Word for word, print all of the lines below.

[Recorded data]

'''

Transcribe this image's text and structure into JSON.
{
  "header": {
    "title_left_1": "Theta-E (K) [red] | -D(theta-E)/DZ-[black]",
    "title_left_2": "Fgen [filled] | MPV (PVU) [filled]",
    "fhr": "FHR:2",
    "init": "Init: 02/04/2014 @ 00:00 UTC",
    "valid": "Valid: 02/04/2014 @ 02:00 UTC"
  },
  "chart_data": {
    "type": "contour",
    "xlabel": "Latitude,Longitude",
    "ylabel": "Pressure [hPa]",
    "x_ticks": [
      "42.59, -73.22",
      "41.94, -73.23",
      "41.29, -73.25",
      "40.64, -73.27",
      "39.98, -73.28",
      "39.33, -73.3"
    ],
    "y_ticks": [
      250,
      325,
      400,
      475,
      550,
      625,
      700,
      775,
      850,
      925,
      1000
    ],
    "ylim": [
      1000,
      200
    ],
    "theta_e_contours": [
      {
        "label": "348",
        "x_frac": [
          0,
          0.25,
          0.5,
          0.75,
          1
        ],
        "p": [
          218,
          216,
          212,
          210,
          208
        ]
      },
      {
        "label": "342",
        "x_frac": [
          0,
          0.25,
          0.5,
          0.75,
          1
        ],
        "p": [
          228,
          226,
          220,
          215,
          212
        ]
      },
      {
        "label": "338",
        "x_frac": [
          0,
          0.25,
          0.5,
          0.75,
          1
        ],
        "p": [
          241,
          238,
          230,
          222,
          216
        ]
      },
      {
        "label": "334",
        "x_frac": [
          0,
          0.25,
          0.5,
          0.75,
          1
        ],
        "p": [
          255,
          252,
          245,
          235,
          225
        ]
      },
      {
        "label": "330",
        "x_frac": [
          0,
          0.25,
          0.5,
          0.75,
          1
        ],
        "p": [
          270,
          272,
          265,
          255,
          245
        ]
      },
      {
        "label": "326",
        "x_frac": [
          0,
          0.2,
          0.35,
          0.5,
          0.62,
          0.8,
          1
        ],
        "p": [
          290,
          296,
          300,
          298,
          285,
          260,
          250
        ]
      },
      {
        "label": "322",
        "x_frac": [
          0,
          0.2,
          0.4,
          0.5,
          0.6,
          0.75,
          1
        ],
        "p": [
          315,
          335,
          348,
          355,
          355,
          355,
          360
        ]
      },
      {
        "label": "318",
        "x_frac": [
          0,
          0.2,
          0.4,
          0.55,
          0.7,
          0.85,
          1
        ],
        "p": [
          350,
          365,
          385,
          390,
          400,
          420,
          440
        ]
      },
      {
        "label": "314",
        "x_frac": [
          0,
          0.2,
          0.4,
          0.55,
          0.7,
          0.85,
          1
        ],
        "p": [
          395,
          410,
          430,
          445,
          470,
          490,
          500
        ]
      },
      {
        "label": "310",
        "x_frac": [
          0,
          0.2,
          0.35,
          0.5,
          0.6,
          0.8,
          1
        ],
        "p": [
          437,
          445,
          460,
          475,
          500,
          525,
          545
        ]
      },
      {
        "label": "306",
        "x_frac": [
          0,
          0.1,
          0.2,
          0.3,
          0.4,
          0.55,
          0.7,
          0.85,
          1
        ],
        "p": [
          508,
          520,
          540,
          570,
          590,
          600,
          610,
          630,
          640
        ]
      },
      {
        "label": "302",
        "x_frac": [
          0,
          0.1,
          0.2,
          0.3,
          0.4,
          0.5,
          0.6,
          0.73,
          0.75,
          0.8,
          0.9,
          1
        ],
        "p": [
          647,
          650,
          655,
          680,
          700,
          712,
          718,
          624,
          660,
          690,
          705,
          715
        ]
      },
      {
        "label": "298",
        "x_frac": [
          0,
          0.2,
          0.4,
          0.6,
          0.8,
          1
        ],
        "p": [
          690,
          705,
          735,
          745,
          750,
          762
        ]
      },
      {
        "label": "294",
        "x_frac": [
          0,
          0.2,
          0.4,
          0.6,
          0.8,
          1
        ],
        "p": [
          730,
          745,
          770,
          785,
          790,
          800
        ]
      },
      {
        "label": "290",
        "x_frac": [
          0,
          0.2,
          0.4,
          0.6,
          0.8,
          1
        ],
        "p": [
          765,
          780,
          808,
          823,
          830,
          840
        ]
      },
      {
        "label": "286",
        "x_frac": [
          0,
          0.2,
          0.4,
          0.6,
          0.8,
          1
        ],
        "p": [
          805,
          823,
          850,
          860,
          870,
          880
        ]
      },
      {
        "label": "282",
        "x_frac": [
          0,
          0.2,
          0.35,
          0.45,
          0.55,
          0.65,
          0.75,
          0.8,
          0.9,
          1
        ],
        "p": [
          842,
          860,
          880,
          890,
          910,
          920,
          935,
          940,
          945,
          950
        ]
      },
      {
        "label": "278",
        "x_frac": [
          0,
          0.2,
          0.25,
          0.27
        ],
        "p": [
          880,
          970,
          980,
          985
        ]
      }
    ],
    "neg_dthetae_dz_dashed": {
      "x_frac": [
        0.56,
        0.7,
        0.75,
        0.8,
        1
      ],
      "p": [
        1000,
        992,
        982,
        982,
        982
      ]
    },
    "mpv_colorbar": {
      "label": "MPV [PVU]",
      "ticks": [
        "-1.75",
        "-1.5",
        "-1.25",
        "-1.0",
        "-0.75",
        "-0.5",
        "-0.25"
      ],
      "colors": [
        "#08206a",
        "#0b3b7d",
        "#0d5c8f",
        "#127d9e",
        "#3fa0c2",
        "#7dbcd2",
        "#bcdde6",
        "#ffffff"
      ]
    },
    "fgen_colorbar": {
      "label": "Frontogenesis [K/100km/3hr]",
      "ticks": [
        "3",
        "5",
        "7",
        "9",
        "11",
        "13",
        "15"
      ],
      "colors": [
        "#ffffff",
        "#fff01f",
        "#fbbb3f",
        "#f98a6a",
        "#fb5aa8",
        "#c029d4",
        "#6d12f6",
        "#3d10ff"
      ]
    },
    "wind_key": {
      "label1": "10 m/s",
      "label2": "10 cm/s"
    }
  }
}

'''

**Response to the exercise:**
Transcribe this image's text and structure into JSON.
{
  "header": {
    "title_left_1": "Theta-E (K) [red] | -D(theta-E)/DZ-[black]",
    "title_left_2": "Fgen [filled] | MPV (PVU) [filled]",
    "fhr": "FHR:2",
    "init": "Init: 02/04/2014 @ 00:00 UTC",
    "valid": "Valid: 02/04/2014 @ 02:00 UTC"
  },
  "chart_data": {
    "type": "contour",
    "xlabel": "Latitude,Longitude",
    "ylabel": "Pressure [hPa]",
    "x_ticks": [
      "42.59, -73.22",
      "41.94, -73.23",
      "41.29, -73.25",
      "40.64, -73.27",
      "39.98, -73.28",
      "39.33, -73.3"
    ],
    "y_ticks": [
      250,
      325,
      400,
      475,
      550,
      625,
      700,
      775,
      850,
      925,
      1000
    ],
    "ylim": [
      1000,
      200
    ],
    "theta_e_contours": [
      {
        "label": "348",
        "x_frac": [
          0,
          0.25,
          0.5,
          0.75,
          1
        ],
        "p": [
          218,
          216,
          212,
          210,
          208
        ]
      },
      {
        "label": "342",
        "x_frac": [
          0,
          0.25,
          0.5,
          0.75,
          1
        ],
        "p": [
          228,
          226,
          220,
          215,
          212
        ]
      },
      {
        "label": "338",
        "x_frac": [
          0,
          0.25,
          0.5,
          0.75,
          1
        ],
        "p": [
          241,
          238,
          230,
          222,
          216
        ]
      },
      {
        "label": "334",
        "x_frac": [
          0,
          0.25,
          0.5,
          0.75,
          1
        ],
        "p": [
          255,
          252,
          245,
          235,
          225
        ]
      },
      {
        "label": "330",
        "x_frac": [
          0,
          0.25,
          0.5,
          0.75,
          1
        ],
        "p": [
          270,
          272,
          265,
          255,
          245
        ]
      },
      {
        "label": "326",
        "x_frac": [
          0,
          0.2,
          0.35,
          0.5,
          0.62,
          0.8,
          1
        ],
        "p": [
          290,
          296,
          300,
          298,
          285,
          260,
          250
        ]
      },
      {
        "label": "322",
        "x_frac": [
          0,
          0.2,
          0.4,
          0.5,
          0.6,
          0.75,
          1
        ],
        "p": [
          315,
          335,
          348,
          355,
          355,
          355,
          360
        ]
      },
      {
        "label": "318",
        "x_frac": [
          0,
          0.2,
          0.4,
          0.55,
          0.7,
          0.85,
          1
        ],
        "p": [
          350,
          365,
          385,
          390,
          400,
          420,
          440
        ]
      },
      {
        "label": "314",
        "x_frac": [
          0,
          0.2,
          0.4,
          0.55,
          0.7,
          0.85,
          1
        ],
        "p": [
          395,
          410,
          430,
          445,
          470,
          490,
          500
        ]
      },
      {
        "label": "310",
        "x_frac": [
          0,
          0.2,
          0.35,
          0.5,
          0.6,
          0.8,
          1
        ],
        "p": [
          437,
          445,
          460,
          475,
          500,
          525,
          545
        ]
      },
      {
        "label": "306",
        "x_frac": [
          0,
          0.1,
          0.2,
          0.3,
          0.4,
          0.55,
          0.7,
          0.85,
          1
        ],
        "p": [
          508,
          520,
          540,
          570,
          590,
          600,
          610,
          630,
          640
        ]
      },
      {
        "label": "302",
        "x_frac": [
          0,
          0.1,
          0.2,
          0.3,
          0.4,
          0.5,
          0.6,
          0.73,
          0.75,
          0.8,
          0.9,
          1
        ],
        "p": [
          647,
          650,
          655,
          680,
          700,
          712,
          718,
          624,
          660,
          690,
          705,
          715
        ]
      },
      {
        "label": "298",
        "x_frac": [
          0,
          0.2,
          0.4,
          0.6,
          0.8,
          1
        ],
        "p": [
          690,
          705,
          735,
          745,
          750,
          762
        ]
      },
      {
        "label": "294",
        "x_frac": [
          0,
          0.2,
          0.4,
          0.6,
          0.8,
          1
        ],
        "p": [
          730,
          745,
          770,
          785,
          790,
          800
        ]
      },
      {
        "label": "290",
        "x_frac": [
          0,
          0.2,
          0.4,
          0.6,
          0.8,
          1
        ],
        "p": [
          765,
          780,
          808,
          823,
          830,
          840
        ]
      },
      {
        "label": "286",
        "x_frac": [
          0,
          0.2,
          0.4,
          0.6,
          0.8,
          1
        ],
        "p": [
          805,
          823,
          850,
          860,
          870,
          880
        ]
      },
      {
        "label": "282",
        "x_frac": [
          0,
          0.2,
          0.35,
          0.45,
          0.55,
          0.65,
          0.75,
          0.8,
          0.9,
          1
        ],
        "p": [
          842,
          860,
          880,
          890,
          910,
          920,
          935,
          940,
          945,
          950
        ]
      },
      {
        "label": "278",
        "x_frac": [
          0,
          0.2,
          0.25,
          0.27
        ],
        "p": [
          880,
          970,
          980,
          985
        ]
      }
    ],
    "neg_dthetae_dz_dashed": {
      "x_frac": [
        0.56,
        0.7,
        0.75,
        0.8,
        1
      ],
      "p": [
        1000,
        992,
        982,
        982,
        982
      ]
    },
    "mpv_colorbar": {
      "label": "MPV [PVU]",
      "ticks": [
        "-1.75",
        "-1.5",
        "-1.25",
        "-1.0",
        "-0.75",
        "-0.5",
        "-0.25"
      ],
      "colors": [
        "#08206a",
        "#0b3b7d",
        "#0d5c8f",
        "#127d9e",
        "#3fa0c2",
        "#7dbcd2",
        "#bcdde6",
        "#ffffff"
      ]
    },
    "fgen_colorbar": {
      "label": "Frontogenesis [K/100km/3hr]",
      "ticks": [
        "3",
        "5",
        "7",
        "9",
        "11",
        "13",
        "15"
      ],
      "colors": [
        "#ffffff",
        "#fff01f",
        "#fbbb3f",
        "#f98a6a",
        "#fb5aa8",
        "#c029d4",
        "#6d12f6",
        "#3d10ff"
      ]
    },
    "wind_key": {
      "label1": "10 m/s",
      "label2": "10 cm/s"
    }
  }
}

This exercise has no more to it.